▸ **SUPPLIED PASSAGE**:
-- Start --

On the other hand, SHAP (SHapley Additive exPlanation) values have been proven to be the only current consistent feature attribution method that can interpret both global and local interpretations. SHAP values are based on Shapley values from cooperative game theory by Lloyd Shapley as a solution to find how much contribution each member that has been working together contributes to producing the final value. For example, a group of five members gets eight points for the presentation grade. We will call a group of cooperating members a coalition or C, and the grade as a coalition value or V. We want to know exactly how much each person contributed to getting this presentation grade. However, most of the time some members will contribute more than others in the group. To find a fair solution, we can compute the Shapley value for each member. By calculating the value for the first member, we remove four other members and then compare the grade between having the first member and not having him help as a part of the group. The difference will be a marginal contribution of member 1 to the coalition consisting of members 2,3,4, and 5. Consequently, we enumerate all possible pairs of coalitions with the difference that based on if member 1 is included. The Shapley value for that member will be the mean calculated from all the marginal contributions. In conclusion, the Shapley value is the average amount of contribution that each member contributes to coalition value. SHAP has the same concept, but it focuses on how much each feature contributes to the model's prediction instead.

SHAP uses additive feature attribution methods which is a linear function to explain complex machine learning models:

$$f(x)=g({x'}) = \phi_0 + \sum_{i=1}^M\phi_i x'_i$$

Where $\phi_0$ is the average output of the model, $\phi_i$ is like the coefficient that explain effect of feature $i$ or an attribution, $x'_i$ is a discrete binary vector (0 or 1) representing if the feature is included or not, and $M$ is the number of simplified local input features.

-- End --

▸ **RECORD EXCERPTS**:

-- Start --

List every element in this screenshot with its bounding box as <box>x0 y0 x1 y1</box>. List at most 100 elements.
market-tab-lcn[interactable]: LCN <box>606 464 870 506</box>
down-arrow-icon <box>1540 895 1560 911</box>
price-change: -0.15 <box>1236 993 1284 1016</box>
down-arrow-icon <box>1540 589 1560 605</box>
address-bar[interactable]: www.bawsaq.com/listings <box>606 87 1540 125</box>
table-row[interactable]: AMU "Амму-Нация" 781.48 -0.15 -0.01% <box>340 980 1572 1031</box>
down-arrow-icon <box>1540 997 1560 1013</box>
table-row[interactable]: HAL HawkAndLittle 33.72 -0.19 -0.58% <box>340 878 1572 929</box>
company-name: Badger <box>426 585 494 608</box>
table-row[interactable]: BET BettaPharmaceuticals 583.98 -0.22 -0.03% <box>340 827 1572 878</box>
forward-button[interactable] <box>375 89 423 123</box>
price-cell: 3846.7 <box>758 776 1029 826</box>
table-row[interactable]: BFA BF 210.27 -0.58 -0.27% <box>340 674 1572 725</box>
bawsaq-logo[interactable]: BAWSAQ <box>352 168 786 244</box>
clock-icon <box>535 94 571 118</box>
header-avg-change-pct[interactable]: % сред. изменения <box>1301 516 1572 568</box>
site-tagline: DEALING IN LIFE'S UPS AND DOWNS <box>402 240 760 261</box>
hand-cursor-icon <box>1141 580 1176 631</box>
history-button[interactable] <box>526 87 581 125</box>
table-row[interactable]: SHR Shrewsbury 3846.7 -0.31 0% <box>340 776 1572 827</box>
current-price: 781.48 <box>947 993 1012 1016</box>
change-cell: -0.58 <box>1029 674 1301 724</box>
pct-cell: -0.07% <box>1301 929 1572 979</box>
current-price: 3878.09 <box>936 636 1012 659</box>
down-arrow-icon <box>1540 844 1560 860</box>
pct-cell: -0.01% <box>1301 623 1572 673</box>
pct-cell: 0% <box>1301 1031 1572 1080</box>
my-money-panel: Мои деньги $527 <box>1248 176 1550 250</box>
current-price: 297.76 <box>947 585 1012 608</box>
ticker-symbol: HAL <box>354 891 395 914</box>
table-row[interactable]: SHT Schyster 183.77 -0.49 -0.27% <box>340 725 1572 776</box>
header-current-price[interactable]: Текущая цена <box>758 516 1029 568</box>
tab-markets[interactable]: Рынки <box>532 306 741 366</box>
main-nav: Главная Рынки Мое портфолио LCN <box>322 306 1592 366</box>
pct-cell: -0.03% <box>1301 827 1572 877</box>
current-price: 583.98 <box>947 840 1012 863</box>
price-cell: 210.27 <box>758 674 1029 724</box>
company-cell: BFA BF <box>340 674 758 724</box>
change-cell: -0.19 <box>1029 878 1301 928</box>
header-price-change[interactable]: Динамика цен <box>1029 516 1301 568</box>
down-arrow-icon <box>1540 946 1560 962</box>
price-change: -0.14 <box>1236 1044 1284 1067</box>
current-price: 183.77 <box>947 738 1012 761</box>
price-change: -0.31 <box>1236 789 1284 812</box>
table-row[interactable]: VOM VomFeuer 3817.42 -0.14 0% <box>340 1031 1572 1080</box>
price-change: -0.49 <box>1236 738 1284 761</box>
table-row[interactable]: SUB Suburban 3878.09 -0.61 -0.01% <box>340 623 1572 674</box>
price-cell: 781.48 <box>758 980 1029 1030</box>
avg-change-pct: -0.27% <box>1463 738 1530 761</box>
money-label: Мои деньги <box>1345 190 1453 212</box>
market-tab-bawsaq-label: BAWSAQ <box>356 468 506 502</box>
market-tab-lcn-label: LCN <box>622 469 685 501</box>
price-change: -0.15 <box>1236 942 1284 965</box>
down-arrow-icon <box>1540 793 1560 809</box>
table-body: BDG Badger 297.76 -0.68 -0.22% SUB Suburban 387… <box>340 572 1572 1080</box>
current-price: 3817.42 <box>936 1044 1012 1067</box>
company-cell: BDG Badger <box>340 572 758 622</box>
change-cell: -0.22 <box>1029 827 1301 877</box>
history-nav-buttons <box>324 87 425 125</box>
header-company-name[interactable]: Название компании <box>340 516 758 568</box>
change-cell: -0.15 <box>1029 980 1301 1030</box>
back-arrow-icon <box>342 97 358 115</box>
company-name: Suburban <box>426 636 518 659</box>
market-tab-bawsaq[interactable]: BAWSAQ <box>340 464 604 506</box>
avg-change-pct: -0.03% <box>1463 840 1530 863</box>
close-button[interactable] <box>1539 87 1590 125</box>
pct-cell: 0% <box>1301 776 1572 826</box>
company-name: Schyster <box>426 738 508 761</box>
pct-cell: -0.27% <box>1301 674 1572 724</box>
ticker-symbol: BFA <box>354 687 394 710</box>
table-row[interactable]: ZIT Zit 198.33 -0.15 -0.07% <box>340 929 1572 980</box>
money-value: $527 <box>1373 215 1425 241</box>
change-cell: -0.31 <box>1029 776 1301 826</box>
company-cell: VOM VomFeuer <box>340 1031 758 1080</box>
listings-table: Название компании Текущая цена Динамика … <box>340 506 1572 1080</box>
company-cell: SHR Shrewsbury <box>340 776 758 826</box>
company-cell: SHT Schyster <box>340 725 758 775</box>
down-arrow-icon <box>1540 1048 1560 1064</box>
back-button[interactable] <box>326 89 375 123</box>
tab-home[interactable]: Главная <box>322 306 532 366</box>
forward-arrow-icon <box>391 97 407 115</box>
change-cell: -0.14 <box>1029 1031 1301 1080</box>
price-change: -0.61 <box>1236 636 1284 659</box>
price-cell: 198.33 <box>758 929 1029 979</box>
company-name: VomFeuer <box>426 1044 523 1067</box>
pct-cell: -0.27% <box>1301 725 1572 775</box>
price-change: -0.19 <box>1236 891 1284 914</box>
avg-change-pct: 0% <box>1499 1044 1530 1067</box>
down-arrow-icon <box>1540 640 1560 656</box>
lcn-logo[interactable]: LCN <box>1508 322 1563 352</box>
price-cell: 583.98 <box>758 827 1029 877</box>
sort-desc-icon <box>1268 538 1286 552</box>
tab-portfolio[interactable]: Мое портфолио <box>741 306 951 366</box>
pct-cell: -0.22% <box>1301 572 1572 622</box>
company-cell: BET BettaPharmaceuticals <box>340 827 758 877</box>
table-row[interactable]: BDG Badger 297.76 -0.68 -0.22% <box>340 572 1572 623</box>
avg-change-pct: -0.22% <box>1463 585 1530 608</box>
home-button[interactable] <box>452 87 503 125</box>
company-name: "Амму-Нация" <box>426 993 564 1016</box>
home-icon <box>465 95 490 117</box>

-- End --

▸ **ACTIONS TO TAKE**:
(1) According to the passage on SHAP values, what does $\phi_0$ stand for in the additive formula?
(2) Print the part of the passage on SHAP values between "Where $\phi_0$ is" and "local input features.", inclusive, with no changes.

▸ **OUTPUTS BY TASK**:
(1) The average output of the model.

(2)
Where $\phi_0$ is the average output of the model, $\phi_i$ is like the coefficient that explain effect of feature $i$ or an attribution, $x'_i$ is a discrete binary vector (0 or 1) representing if the feature is included or not, and $M$ is the number of simplified local input features.